**Given task:** Every line of the data that contains the string "handle" must be copied.

[Saved entries]

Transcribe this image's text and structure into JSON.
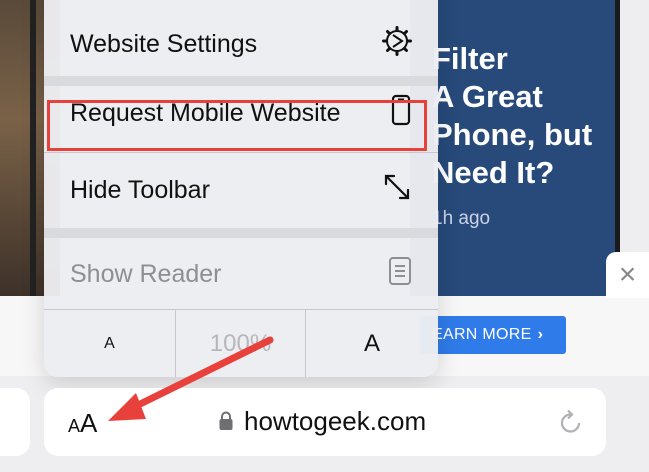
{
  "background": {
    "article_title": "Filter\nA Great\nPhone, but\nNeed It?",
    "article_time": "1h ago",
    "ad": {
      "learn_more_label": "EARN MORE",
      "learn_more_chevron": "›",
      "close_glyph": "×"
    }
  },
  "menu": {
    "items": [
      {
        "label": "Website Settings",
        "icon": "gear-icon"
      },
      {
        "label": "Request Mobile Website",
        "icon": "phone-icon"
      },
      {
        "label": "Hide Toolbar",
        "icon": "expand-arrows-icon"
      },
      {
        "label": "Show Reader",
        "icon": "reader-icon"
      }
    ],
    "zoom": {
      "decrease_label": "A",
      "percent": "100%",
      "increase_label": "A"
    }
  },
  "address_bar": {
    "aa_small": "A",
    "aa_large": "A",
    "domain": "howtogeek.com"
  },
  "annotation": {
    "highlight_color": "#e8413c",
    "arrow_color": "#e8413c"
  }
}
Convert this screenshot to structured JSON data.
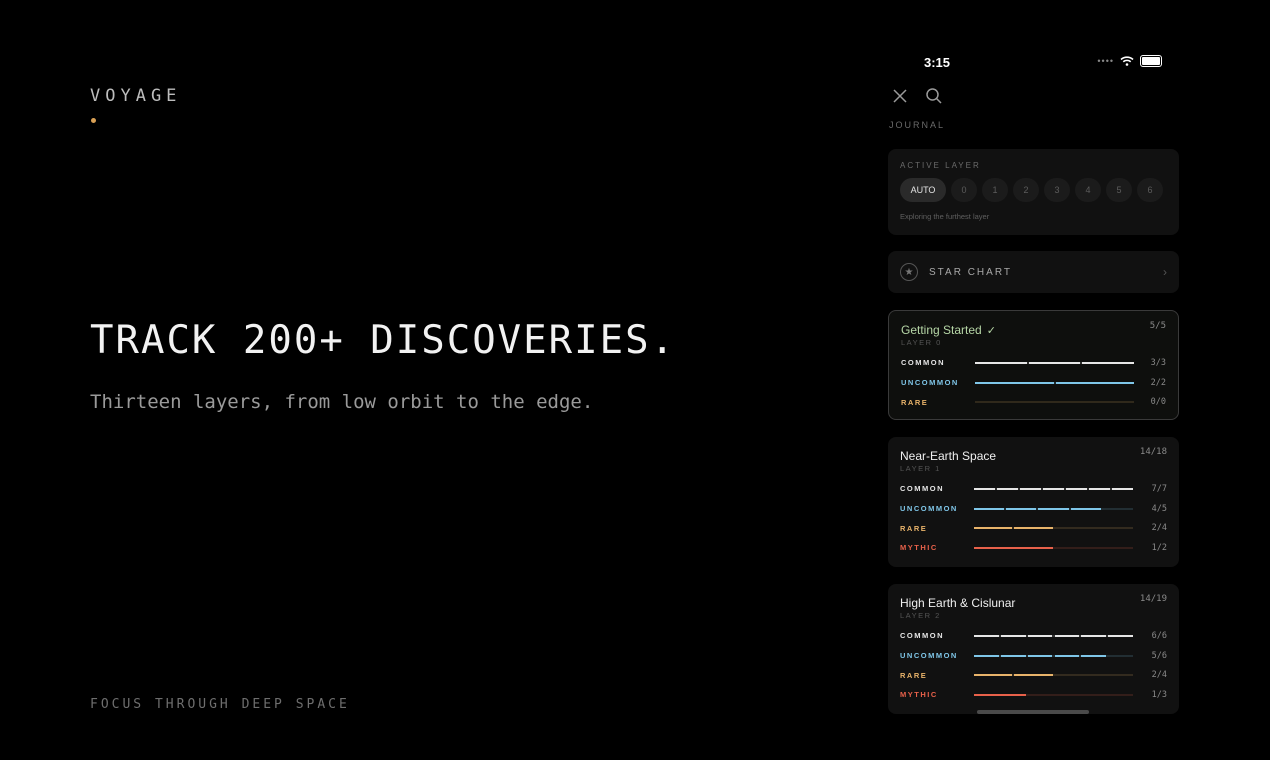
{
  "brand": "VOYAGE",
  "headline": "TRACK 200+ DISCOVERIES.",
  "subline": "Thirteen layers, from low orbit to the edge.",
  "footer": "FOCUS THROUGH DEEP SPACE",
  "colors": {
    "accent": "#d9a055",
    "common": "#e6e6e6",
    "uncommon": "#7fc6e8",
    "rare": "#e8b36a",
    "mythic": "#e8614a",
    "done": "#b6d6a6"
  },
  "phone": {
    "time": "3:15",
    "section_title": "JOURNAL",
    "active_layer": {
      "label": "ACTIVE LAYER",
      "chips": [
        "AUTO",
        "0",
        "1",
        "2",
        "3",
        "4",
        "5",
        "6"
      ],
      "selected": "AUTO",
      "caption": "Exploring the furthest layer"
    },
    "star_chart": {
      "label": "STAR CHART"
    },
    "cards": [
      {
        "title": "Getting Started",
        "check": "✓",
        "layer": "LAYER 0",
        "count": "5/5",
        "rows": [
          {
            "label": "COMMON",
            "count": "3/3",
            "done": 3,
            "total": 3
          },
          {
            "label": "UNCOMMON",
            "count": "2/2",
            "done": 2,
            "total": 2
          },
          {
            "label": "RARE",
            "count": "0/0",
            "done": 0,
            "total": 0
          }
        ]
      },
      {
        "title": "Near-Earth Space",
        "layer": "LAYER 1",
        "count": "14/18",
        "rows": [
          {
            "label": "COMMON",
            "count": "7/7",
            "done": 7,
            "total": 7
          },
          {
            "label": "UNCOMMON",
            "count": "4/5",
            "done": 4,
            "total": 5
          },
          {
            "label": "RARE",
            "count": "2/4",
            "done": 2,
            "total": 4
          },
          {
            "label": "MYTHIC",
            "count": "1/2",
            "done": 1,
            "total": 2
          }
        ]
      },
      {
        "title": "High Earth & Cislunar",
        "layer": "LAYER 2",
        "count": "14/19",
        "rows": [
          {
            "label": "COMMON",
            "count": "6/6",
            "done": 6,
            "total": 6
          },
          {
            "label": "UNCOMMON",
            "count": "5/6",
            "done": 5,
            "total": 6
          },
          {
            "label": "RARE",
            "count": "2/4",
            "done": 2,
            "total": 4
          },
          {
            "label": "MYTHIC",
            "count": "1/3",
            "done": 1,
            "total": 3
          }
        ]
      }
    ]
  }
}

---

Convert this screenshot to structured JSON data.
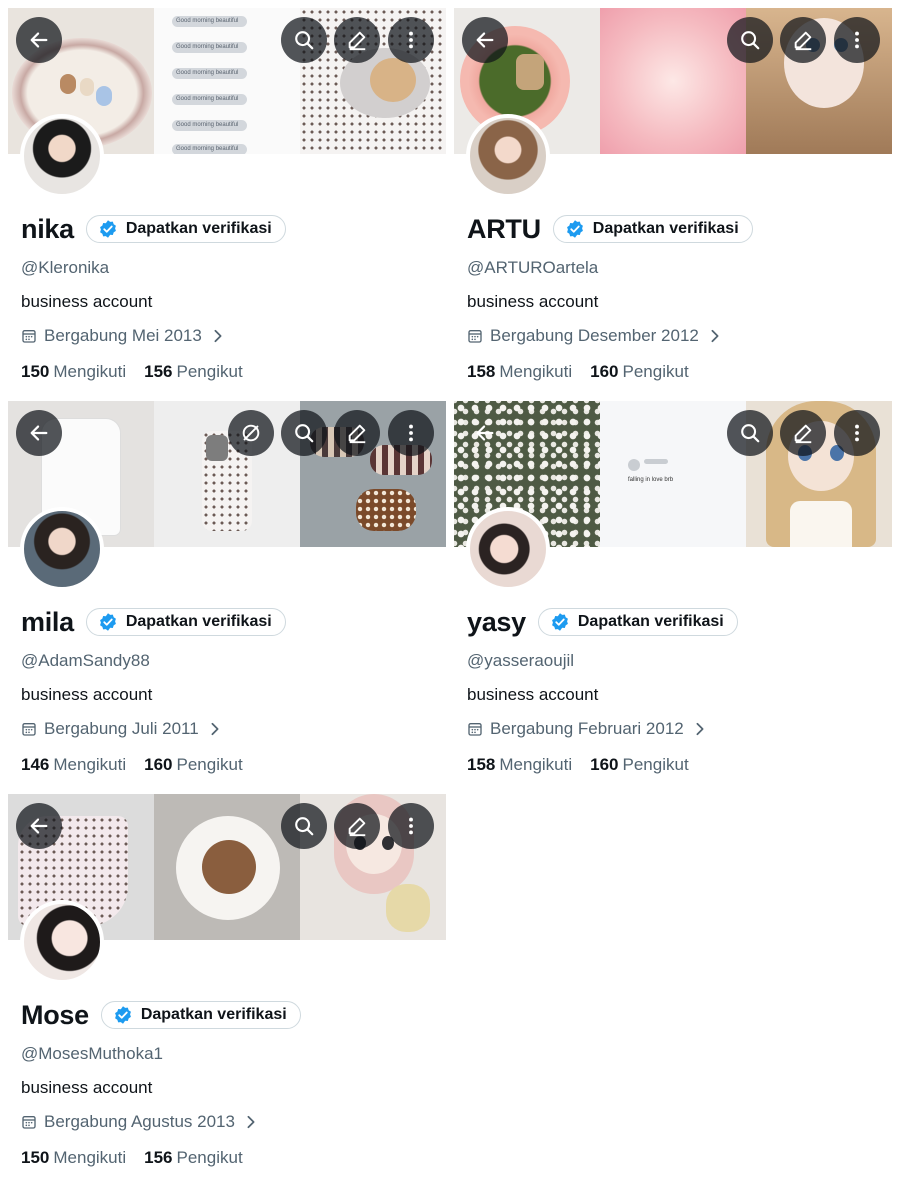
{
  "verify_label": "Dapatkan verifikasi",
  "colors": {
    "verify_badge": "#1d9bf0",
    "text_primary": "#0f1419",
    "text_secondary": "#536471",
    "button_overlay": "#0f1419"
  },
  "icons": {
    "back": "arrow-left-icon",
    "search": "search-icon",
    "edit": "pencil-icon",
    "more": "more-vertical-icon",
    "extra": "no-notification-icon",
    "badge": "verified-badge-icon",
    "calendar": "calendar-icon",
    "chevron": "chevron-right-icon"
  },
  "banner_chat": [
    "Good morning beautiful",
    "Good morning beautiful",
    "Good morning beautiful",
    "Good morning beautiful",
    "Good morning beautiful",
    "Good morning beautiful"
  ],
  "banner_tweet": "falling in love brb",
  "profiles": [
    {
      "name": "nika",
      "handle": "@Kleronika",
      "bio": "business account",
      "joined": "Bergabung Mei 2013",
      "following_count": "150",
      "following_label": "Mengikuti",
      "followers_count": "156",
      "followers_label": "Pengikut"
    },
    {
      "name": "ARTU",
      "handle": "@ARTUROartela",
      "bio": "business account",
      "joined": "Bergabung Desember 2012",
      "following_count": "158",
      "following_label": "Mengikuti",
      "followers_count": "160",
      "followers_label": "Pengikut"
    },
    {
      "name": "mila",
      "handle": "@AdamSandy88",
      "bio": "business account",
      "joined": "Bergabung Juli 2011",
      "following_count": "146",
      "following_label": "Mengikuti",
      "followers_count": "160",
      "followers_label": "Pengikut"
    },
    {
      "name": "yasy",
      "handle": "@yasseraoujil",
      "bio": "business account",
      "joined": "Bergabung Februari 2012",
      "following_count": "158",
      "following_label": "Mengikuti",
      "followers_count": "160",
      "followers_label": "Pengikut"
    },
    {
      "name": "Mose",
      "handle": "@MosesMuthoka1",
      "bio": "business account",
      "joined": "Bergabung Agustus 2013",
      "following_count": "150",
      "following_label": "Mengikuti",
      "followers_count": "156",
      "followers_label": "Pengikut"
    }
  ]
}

**Answer to the problem:**
      "handle": "@Kleronika",
      "handle": "@ARTUROartela",
      "handle": "@AdamSandy88",
      "handle": "@yasseraoujil",
      "handle": "@MosesMuthoka1",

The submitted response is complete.